> **Exercise**: Each record needs to be echoed exactly; can you do that?

> **Information shown**:

------------------------------------------------------------

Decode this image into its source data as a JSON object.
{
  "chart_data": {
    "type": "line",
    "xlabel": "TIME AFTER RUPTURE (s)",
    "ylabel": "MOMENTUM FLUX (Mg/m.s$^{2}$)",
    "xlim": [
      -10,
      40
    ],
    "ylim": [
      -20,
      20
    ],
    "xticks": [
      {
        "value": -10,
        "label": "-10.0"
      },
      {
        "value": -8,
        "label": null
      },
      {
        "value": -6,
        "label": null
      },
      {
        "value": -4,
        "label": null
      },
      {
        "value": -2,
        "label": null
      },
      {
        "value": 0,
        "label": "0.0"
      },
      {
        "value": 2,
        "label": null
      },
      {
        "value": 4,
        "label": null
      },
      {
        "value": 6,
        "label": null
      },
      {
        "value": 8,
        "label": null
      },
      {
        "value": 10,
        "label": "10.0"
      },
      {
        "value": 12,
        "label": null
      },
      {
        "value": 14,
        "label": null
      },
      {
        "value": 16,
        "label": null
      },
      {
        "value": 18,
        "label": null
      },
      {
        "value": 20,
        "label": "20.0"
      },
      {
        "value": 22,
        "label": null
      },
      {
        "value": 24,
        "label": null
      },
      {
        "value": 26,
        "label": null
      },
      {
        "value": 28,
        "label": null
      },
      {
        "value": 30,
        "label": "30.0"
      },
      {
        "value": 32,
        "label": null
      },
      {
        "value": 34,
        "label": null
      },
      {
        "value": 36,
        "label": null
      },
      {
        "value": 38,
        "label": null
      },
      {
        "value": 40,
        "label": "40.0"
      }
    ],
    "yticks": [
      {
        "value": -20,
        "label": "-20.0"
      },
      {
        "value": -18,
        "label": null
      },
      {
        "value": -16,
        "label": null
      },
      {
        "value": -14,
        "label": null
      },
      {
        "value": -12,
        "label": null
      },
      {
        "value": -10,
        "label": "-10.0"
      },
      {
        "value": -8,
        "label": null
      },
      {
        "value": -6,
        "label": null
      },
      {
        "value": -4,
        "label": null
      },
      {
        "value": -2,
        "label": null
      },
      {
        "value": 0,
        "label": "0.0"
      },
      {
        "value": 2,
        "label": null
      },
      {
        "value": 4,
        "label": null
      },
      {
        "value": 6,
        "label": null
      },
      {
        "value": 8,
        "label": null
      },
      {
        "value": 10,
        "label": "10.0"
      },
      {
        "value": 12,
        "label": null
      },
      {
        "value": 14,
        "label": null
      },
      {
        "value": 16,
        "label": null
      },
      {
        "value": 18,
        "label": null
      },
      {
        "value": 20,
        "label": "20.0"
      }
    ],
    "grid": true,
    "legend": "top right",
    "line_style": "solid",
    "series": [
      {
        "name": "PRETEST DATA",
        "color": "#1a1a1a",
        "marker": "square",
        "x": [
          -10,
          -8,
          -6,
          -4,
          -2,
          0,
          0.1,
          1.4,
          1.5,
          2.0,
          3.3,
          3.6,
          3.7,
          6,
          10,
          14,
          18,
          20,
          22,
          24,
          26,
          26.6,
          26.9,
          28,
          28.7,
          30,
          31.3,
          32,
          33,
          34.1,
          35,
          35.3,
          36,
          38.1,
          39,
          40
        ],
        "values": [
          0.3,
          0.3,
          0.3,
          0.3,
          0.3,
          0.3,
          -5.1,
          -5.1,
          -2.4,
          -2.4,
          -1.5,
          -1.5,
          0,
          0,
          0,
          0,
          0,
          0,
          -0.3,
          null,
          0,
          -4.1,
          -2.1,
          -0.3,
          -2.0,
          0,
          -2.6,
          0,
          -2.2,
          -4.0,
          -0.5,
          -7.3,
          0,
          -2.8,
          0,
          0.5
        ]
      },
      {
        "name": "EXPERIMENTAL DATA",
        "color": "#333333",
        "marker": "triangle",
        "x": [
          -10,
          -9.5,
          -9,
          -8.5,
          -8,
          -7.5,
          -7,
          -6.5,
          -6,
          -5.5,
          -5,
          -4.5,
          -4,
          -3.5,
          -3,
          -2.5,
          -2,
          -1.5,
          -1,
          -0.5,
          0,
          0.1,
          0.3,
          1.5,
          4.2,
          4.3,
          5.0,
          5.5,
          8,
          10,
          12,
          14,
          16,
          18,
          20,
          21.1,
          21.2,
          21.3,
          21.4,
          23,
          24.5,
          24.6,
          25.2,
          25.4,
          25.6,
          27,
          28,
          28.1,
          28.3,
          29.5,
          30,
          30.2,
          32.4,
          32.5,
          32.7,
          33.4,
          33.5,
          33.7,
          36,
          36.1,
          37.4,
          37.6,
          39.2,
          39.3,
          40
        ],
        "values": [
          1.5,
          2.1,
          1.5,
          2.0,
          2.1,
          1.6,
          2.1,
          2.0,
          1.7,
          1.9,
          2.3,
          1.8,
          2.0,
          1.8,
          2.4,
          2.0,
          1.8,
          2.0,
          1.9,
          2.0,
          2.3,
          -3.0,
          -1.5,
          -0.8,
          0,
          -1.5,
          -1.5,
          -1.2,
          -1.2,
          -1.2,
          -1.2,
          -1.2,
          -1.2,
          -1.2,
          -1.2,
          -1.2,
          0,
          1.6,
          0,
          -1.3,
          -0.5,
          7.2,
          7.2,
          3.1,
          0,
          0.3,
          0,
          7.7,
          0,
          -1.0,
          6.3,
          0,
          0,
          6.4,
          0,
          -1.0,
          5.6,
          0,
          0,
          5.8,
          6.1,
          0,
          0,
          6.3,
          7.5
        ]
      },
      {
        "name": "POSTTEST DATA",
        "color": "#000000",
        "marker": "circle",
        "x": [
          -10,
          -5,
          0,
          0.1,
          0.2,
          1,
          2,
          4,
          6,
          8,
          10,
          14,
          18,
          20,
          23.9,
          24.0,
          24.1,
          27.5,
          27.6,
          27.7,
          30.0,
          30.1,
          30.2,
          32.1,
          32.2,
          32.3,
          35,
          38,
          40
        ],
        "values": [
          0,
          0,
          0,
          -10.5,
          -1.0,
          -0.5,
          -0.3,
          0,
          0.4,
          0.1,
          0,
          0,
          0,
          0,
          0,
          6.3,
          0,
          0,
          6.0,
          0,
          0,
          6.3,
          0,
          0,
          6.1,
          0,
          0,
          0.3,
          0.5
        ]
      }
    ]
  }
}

------------------------------------------------------------

> **Full solution**:
Decode this image into its source data as a JSON object.
{
  "chart_data": {
    "type": "line",
    "xlabel": "TIME AFTER RUPTURE (s)",
    "ylabel": "MOMENTUM FLUX (Mg/m.s$^{2}$)",
    "xlim": [
      -10,
      40
    ],
    "ylim": [
      -20,
      20
    ],
    "xticks": [
      {
        "value": -10,
        "label": "-10.0"
      },
      {
        "value": -8,
        "label": null
      },
      {
        "value": -6,
        "label": null
      },
      {
        "value": -4,
        "label": null
      },
      {
        "value": -2,
        "label": null
      },
      {
        "value": 0,
        "label": "0.0"
      },
      {
        "value": 2,
        "label": null
      },
      {
        "value": 4,
        "label": null
      },
      {
        "value": 6,
        "label": null
      },
      {
        "value": 8,
        "label": null
      },
      {
        "value": 10,
        "label": "10.0"
      },
      {
        "value": 12,
        "label": null
      },
      {
        "value": 14,
        "label": null
      },
      {
        "value": 16,
        "label": null
      },
      {
        "value": 18,
        "label": null
      },
      {
        "value": 20,
        "label": "20.0"
      },
      {
        "value": 22,
        "label": null
      },
      {
        "value": 24,
        "label": null
      },
      {
        "value": 26,
        "label": null
      },
      {
        "value": 28,
        "label": null
      },
      {
        "value": 30,
        "label": "30.0"
      },
      {
        "value": 32,
        "label": null
      },
      {
        "value": 34,
        "label": null
      },
      {
        "value": 36,
        "label": null
      },
      {
        "value": 38,
        "label": null
      },
      {
        "value": 40,
        "label": "40.0"
      }
    ],
    "yticks": [
      {
        "value": -20,
        "label": "-20.0"
      },
      {
        "value": -18,
        "label": null
      },
      {
        "value": -16,
        "label": null
      },
      {
        "value": -14,
        "label": null
      },
      {
        "value": -12,
        "label": null
      },
      {
        "value": -10,
        "label": "-10.0"
      },
      {
        "value": -8,
        "label": null
      },
      {
        "value": -6,
        "label": null
      },
      {
        "value": -4,
        "label": null
      },
      {
        "value": -2,
        "label": null
      },
      {
        "value": 0,
        "label": "0.0"
      },
      {
        "value": 2,
        "label": null
      },
      {
        "value": 4,
        "label": null
      },
      {
        "value": 6,
        "label": null
      },
      {
        "value": 8,
        "label": null
      },
      {
        "value": 10,
        "label": "10.0"
      },
      {
        "value": 12,
        "label": null
      },
      {
        "value": 14,
        "label": null
      },
      {
        "value": 16,
        "label": null
      },
      {
        "value": 18,
        "label": null
      },
      {
        "value": 20,
        "label": "20.0"
      }
    ],
    "grid": true,
    "legend": "top right",
    "line_style": "solid",
    "series": [
      {
        "name": "PRETEST DATA",
        "color": "#1a1a1a",
        "marker": "square",
        "x": [
          -10,
          -8,
          -6,
          -4,
          -2,
          0,
          0.1,
          1.4,
          1.5,
          2.0,
          3.3,
          3.6,
          3.7,
          6,
          10,
          14,
          18,
          20,
          22,
          24,
          26,
          26.6,
          26.9,
          28,
          28.7,
          30,
          31.3,
          32,
          33,
          34.1,
          35,
          35.3,
          36,
          38.1,
          39,
          40
        ],
        "values": [
          0.3,
          0.3,
          0.3,
          0.3,
          0.3,
          0.3,
          -5.1,
          -5.1,
          -2.4,
          -2.4,
          -1.5,
          -1.5,
          0,
          0,
          0,
          0,
          0,
          0,
          -0.3,
          null,
          0,
          -4.1,
          -2.1,
          -0.3,
          -2.0,
          0,
          -2.6,
          0,
          -2.2,
          -4.0,
          -0.5,
          -7.3,
          0,
          -2.8,
          0,
          0.5
        ]
      },
      {
        "name": "EXPERIMENTAL DATA",
        "color": "#333333",
        "marker": "triangle",
        "x": [
          -10,
          -9.5,
          -9,
          -8.5,
          -8,
          -7.5,
          -7,
          -6.5,
          -6,
          -5.5,
          -5,
          -4.5,
          -4,
          -3.5,
          -3,
          -2.5,
          -2,
          -1.5,
          -1,
          -0.5,
          0,
          0.1,
          0.3,
          1.5,
          4.2,
          4.3,
          5.0,
          5.5,
          8,
          10,
          12,
          14,
          16,
          18,
          20,
          21.1,
          21.2,
          21.3,
          21.4,
          23,
          24.5,
          24.6,
          25.2,
          25.4,
          25.6,
          27,
          28,
          28.1,
          28.3,
          29.5,
          30,
          30.2,
          32.4,
          32.5,
          32.7,
          33.4,
          33.5,
          33.7,
          36,
          36.1,
          37.4,
          37.6,
          39.2,
          39.3,
          40
        ],
        "values": [
          1.5,
          2.1,
          1.5,
          2.0,
          2.1,
          1.6,
          2.1,
          2.0,
          1.7,
          1.9,
          2.3,
          1.8,
          2.0,
          1.8,
          2.4,
          2.0,
          1.8,
          2.0,
          1.9,
          2.0,
          2.3,
          -3.0,
          -1.5,
          -0.8,
          0,
          -1.5,
          -1.5,
          -1.2,
          -1.2,
          -1.2,
          -1.2,
          -1.2,
          -1.2,
          -1.2,
          -1.2,
          -1.2,
          0,
          1.6,
          0,
          -1.3,
          -0.5,
          7.2,
          7.2,
          3.1,
          0,
          0.3,
          0,
          7.7,
          0,
          -1.0,
          6.3,
          0,
          0,
          6.4,
          0,
          -1.0,
          5.6,
          0,
          0,
          5.8,
          6.1,
          0,
          0,
          6.3,
          7.5
        ]
      },
      {
        "name": "POSTTEST DATA",
        "color": "#000000",
        "marker": "circle",
        "x": [
          -10,
          -5,
          0,
          0.1,
          0.2,
          1,
          2,
          4,
          6,
          8,
          10,
          14,
          18,
          20,
          23.9,
          24.0,
          24.1,
          27.5,
          27.6,
          27.7,
          30.0,
          30.1,
          30.2,
          32.1,
          32.2,
          32.3,
          35,
          38,
          40
        ],
        "values": [
          0,
          0,
          0,
          -10.5,
          -1.0,
          -0.5,
          -0.3,
          0,
          0.4,
          0.1,
          0,
          0,
          0,
          0,
          0,
          6.3,
          0,
          0,
          6.0,
          0,
          0,
          6.3,
          0,
          0,
          6.1,
          0,
          0,
          0.3,
          0.5
        ]
      }
    ]
  }
}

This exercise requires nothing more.